## YOUR GOAL
Reproduce the listing verbatim.

## Data items
# # # # # # #

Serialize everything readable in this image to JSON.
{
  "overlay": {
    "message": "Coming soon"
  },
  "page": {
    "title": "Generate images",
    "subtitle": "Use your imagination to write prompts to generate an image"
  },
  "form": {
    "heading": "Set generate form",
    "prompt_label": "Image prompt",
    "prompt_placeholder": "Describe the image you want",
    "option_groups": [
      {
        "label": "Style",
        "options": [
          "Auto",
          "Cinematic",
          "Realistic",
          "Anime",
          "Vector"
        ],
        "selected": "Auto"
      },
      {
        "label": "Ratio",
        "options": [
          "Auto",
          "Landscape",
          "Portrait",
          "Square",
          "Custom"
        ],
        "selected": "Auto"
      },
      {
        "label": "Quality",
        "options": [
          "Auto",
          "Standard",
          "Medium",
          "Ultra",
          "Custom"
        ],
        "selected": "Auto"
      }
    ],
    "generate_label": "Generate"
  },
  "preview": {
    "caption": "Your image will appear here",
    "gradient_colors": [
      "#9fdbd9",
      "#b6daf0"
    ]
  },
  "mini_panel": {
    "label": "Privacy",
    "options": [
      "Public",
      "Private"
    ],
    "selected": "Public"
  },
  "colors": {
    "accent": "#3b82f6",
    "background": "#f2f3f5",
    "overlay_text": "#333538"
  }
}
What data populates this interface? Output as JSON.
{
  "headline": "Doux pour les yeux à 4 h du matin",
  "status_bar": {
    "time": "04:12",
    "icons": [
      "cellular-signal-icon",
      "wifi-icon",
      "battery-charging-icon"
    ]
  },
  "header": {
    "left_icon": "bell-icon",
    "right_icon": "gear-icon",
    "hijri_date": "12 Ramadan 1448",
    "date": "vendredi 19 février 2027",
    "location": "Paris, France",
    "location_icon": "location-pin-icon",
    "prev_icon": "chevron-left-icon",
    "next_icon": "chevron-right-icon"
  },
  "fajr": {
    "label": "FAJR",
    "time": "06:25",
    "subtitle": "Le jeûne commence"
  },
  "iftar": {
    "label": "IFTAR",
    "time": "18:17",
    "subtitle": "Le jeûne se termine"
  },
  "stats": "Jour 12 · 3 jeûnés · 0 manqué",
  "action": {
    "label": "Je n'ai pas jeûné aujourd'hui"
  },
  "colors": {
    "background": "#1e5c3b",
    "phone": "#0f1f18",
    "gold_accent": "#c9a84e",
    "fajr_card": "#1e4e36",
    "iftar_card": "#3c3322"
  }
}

# # # # # # #

## RESULT OF THIS TASK
Serialize everything readable in this image to JSON.
{
  "overlay": {
    "message": "Coming soon"
  },
  "page": {
    "title": "Generate images",
    "subtitle": "Use your imagination to write prompts to generate an image"
  },
  "form": {
    "heading": "Set generate form",
    "prompt_label": "Image prompt",
    "prompt_placeholder": "Describe the image you want",
    "option_groups": [
      {
        "label": "Style",
        "options": [
          "Auto",
          "Cinematic",
          "Realistic",
          "Anime",
          "Vector"
        ],
        "selected": "Auto"
      },
      {
        "label": "Ratio",
        "options": [
          "Auto",
          "Landscape",
          "Portrait",
          "Square",
          "Custom"
        ],
        "selected": "Auto"
      },
      {
        "label": "Quality",
        "options": [
          "Auto",
          "Standard",
          "Medium",
          "Ultra",
          "Custom"
        ],
        "selected": "Auto"
      }
    ],
    "generate_label": "Generate"
  },
  "preview": {
    "caption": "Your image will appear here",
    "gradient_colors": [
      "#9fdbd9",
      "#b6daf0"
    ]
  },
  "mini_panel": {
    "label": "Privacy",
    "options": [
      "Public",
      "Private"
    ],
    "selected": "Public"
  },
  "colors": {
    "accent": "#3b82f6",
    "background": "#f2f3f5",
    "overlay_text": "#333538"
  }
}
What data populates this interface? Output as JSON.
{
  "headline": "Doux pour les yeux à 4 h du matin",
  "status_bar": {
    "time": "04:12",
    "icons": [
      "cellular-signal-icon",
      "wifi-icon",
      "battery-charging-icon"
    ]
  },
  "header": {
    "left_icon": "bell-icon",
    "right_icon": "gear-icon",
    "hijri_date": "12 Ramadan 1448",
    "date": "vendredi 19 février 2027",
    "location": "Paris, France",
    "location_icon": "location-pin-icon",
    "prev_icon": "chevron-left-icon",
    "next_icon": "chevron-right-icon"
  },
  "fajr": {
    "label": "FAJR",
    "time": "06:25",
    "subtitle": "Le jeûne commence"
  },
  "iftar": {
    "label": "IFTAR",
    "time": "18:17",
    "subtitle": "Le jeûne se termine"
  },
  "stats": "Jour 12 · 3 jeûnés · 0 manqué",
  "action": {
    "label": "Je n'ai pas jeûné aujourd'hui"
  },
  "colors": {
    "background": "#1e5c3b",
    "phone": "#0f1f18",
    "gold_accent": "#c9a84e",
    "fajr_card": "#1e4e36",
    "iftar_card": "#3c3322"
  }
}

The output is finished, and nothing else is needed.